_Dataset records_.
((

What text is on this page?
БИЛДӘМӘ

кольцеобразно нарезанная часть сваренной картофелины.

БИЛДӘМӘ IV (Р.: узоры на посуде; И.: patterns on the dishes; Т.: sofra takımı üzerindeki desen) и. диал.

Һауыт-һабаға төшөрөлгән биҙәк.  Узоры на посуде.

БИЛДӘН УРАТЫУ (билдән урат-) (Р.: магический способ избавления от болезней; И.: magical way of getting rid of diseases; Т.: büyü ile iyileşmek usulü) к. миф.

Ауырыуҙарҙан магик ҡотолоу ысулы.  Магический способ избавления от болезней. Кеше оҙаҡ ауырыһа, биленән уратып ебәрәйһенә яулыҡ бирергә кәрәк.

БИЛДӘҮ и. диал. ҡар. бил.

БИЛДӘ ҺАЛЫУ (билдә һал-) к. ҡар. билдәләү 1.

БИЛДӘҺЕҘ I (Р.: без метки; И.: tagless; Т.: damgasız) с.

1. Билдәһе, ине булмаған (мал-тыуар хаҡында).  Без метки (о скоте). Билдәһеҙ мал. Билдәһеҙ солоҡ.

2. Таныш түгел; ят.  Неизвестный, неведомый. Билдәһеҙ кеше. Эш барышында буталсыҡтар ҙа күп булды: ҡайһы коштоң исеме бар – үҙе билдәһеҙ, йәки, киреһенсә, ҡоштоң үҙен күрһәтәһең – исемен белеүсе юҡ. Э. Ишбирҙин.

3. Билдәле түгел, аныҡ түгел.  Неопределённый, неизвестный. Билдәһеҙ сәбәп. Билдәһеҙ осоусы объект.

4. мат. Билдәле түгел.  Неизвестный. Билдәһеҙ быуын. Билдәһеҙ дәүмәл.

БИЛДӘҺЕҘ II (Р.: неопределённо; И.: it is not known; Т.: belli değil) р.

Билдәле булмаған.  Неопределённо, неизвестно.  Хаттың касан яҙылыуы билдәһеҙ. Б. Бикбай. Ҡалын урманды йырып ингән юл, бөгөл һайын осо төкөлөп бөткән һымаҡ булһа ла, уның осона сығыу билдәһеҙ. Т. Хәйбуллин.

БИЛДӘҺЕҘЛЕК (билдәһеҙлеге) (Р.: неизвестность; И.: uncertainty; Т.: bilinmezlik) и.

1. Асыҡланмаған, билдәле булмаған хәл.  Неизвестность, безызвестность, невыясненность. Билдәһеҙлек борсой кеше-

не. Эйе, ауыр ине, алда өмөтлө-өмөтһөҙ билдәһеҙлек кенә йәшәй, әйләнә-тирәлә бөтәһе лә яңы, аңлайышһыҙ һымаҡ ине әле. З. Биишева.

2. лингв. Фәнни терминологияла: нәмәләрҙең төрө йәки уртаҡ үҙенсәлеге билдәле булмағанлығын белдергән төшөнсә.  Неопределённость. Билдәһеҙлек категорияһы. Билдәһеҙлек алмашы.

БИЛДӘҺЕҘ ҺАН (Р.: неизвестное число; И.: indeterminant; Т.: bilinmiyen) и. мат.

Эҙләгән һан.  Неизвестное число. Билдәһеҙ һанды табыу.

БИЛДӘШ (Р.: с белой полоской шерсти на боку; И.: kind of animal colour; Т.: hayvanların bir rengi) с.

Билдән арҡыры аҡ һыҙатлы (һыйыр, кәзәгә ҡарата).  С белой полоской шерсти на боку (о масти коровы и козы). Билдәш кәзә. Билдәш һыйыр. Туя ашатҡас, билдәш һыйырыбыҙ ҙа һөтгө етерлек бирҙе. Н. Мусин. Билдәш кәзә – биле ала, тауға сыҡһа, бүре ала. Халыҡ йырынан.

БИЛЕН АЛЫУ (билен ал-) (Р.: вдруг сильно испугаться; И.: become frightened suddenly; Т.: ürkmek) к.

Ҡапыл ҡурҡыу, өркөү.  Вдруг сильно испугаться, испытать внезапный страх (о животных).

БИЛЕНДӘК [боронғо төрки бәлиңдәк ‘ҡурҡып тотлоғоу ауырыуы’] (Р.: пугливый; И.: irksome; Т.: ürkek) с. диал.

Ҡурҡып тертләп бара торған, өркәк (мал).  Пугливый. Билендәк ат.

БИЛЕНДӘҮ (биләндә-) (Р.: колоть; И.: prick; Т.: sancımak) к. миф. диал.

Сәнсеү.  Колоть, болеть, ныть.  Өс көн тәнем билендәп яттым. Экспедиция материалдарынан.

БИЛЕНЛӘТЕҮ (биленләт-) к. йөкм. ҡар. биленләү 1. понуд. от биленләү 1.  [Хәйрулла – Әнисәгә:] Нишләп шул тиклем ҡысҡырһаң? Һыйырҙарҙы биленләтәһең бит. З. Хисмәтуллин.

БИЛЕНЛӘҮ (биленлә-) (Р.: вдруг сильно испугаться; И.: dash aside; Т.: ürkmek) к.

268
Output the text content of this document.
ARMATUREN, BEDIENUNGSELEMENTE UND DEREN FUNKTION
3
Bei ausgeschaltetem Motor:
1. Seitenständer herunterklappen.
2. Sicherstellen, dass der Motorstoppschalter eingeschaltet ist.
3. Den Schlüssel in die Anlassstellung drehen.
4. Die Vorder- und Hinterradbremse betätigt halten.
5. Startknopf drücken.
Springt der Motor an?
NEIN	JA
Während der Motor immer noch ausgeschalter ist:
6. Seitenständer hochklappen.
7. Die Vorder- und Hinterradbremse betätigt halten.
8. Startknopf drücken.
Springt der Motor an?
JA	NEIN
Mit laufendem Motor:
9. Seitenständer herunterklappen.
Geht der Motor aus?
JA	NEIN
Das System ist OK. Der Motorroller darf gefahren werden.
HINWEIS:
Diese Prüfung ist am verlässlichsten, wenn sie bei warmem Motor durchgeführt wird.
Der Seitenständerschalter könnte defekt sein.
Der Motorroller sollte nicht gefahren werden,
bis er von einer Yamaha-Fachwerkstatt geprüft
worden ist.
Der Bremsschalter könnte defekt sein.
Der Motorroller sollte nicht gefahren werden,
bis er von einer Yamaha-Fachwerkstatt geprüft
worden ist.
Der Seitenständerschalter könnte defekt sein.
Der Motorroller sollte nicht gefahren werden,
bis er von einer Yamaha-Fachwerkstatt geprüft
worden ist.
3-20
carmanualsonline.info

))

_PROBLEM STATEMENT_. Restate the whole listing exactly, leaving out nothing.

_RESULT OF THE EXERCISE_.
What text is on this page?
БИЛДӘМӘ

кольцеобразно нарезанная часть сваренной картофелины.

БИЛДӘМӘ IV (Р.: узоры на посуде; И.: patterns on the dishes; Т.: sofra takımı üzerindeki desen) и. диал.

Һауыт-һабаға төшөрөлгән биҙәк.  Узоры на посуде.

БИЛДӘН УРАТЫУ (билдән урат-) (Р.: магический способ избавления от болезней; И.: magical way of getting rid of diseases; Т.: büyü ile iyileşmek usulü) к. миф.

Ауырыуҙарҙан магик ҡотолоу ысулы.  Магический способ избавления от болезней. Кеше оҙаҡ ауырыһа, биленән уратып ебәрәйһенә яулыҡ бирергә кәрәк.

БИЛДӘҮ и. диал. ҡар. бил.

БИЛДӘ ҺАЛЫУ (билдә һал-) к. ҡар. билдәләү 1.

БИЛДӘҺЕҘ I (Р.: без метки; И.: tagless; Т.: damgasız) с.

1. Билдәһе, ине булмаған (мал-тыуар хаҡында).  Без метки (о скоте). Билдәһеҙ мал. Билдәһеҙ солоҡ.

2. Таныш түгел; ят.  Неизвестный, неведомый. Билдәһеҙ кеше. Эш барышында буталсыҡтар ҙа күп булды: ҡайһы коштоң исеме бар – үҙе билдәһеҙ, йәки, киреһенсә, ҡоштоң үҙен күрһәтәһең – исемен белеүсе юҡ. Э. Ишбирҙин.

3. Билдәле түгел, аныҡ түгел.  Неопределённый, неизвестный. Билдәһеҙ сәбәп. Билдәһеҙ осоусы объект.

4. мат. Билдәле түгел.  Неизвестный. Билдәһеҙ быуын. Билдәһеҙ дәүмәл.

БИЛДӘҺЕҘ II (Р.: неопределённо; И.: it is not known; Т.: belli değil) р.

Билдәле булмаған.  Неопределённо, неизвестно.  Хаттың касан яҙылыуы билдәһеҙ. Б. Бикбай. Ҡалын урманды йырып ингән юл, бөгөл һайын осо төкөлөп бөткән һымаҡ булһа ла, уның осона сығыу билдәһеҙ. Т. Хәйбуллин.

БИЛДӘҺЕҘЛЕК (билдәһеҙлеге) (Р.: неизвестность; И.: uncertainty; Т.: bilinmezlik) и.

1. Асыҡланмаған, билдәле булмаған хәл.  Неизвестность, безызвестность, невыясненность. Билдәһеҙлек борсой кеше-

не. Эйе, ауыр ине, алда өмөтлө-өмөтһөҙ билдәһеҙлек кенә йәшәй, әйләнә-тирәлә бөтәһе лә яңы, аңлайышһыҙ һымаҡ ине әле. З. Биишева.

2. лингв. Фәнни терминологияла: нәмәләрҙең төрө йәки уртаҡ үҙенсәлеге билдәле булмағанлығын белдергән төшөнсә.  Неопределённость. Билдәһеҙлек категорияһы. Билдәһеҙлек алмашы.

БИЛДӘҺЕҘ ҺАН (Р.: неизвестное число; И.: indeterminant; Т.: bilinmiyen) и. мат.

Эҙләгән һан.  Неизвестное число. Билдәһеҙ һанды табыу.

БИЛДӘШ (Р.: с белой полоской шерсти на боку; И.: kind of animal colour; Т.: hayvanların bir rengi) с.

Билдән арҡыры аҡ һыҙатлы (һыйыр, кәзәгә ҡарата).  С белой полоской шерсти на боку (о масти коровы и козы). Билдәш кәзә. Билдәш һыйыр. Туя ашатҡас, билдәш һыйырыбыҙ ҙа һөтгө етерлек бирҙе. Н. Мусин. Билдәш кәзә – биле ала, тауға сыҡһа, бүре ала. Халыҡ йырынан.

БИЛЕН АЛЫУ (билен ал-) (Р.: вдруг сильно испугаться; И.: become frightened suddenly; Т.: ürkmek) к.

Ҡапыл ҡурҡыу, өркөү.  Вдруг сильно испугаться, испытать внезапный страх (о животных).

БИЛЕНДӘК [боронғо төрки бәлиңдәк ‘ҡурҡып тотлоғоу ауырыуы’] (Р.: пугливый; И.: irksome; Т.: ürkek) с. диал.

Ҡурҡып тертләп бара торған, өркәк (мал).  Пугливый. Билендәк ат.

БИЛЕНДӘҮ (биләндә-) (Р.: колоть; И.: prick; Т.: sancımak) к. миф. диал.

Сәнсеү.  Колоть, болеть, ныть.  Өс көн тәнем билендәп яттым. Экспедиция материалдарынан.

БИЛЕНЛӘТЕҮ (биленләт-) к. йөкм. ҡар. биленләү 1. понуд. от биленләү 1.  [Хәйрулла – Әнисәгә:] Нишләп шул тиклем ҡысҡырһаң? Һыйырҙарҙы биленләтәһең бит. З. Хисмәтуллин.

БИЛЕНЛӘҮ (биленлә-) (Р.: вдруг сильно испугаться; И.: dash aside; Т.: ürkmek) к.

268
Output the text content of this document.
ARMATUREN, BEDIENUNGSELEMENTE UND DEREN FUNKTION
3
Bei ausgeschaltetem Motor:
1. Seitenständer herunterklappen.
2. Sicherstellen, dass der Motorstoppschalter eingeschaltet ist.
3. Den Schlüssel in die Anlassstellung drehen.
4. Die Vorder- und Hinterradbremse betätigt halten.
5. Startknopf drücken.
Springt der Motor an?
NEIN	JA
Während der Motor immer noch ausgeschalter ist:
6. Seitenständer hochklappen.
7. Die Vorder- und Hinterradbremse betätigt halten.
8. Startknopf drücken.
Springt der Motor an?
JA	NEIN
Mit laufendem Motor:
9. Seitenständer herunterklappen.
Geht der Motor aus?
JA	NEIN
Das System ist OK. Der Motorroller darf gefahren werden.
HINWEIS:
Diese Prüfung ist am verlässlichsten, wenn sie bei warmem Motor durchgeführt wird.
Der Seitenständerschalter könnte defekt sein.
Der Motorroller sollte nicht gefahren werden,
bis er von einer Yamaha-Fachwerkstatt geprüft
worden ist.
Der Bremsschalter könnte defekt sein.
Der Motorroller sollte nicht gefahren werden,
bis er von einer Yamaha-Fachwerkstatt geprüft
worden ist.
Der Seitenständerschalter könnte defekt sein.
Der Motorroller sollte nicht gefahren werden,
bis er von einer Yamaha-Fachwerkstatt geprüft
worden ist.
3-20
carmanualsonline.info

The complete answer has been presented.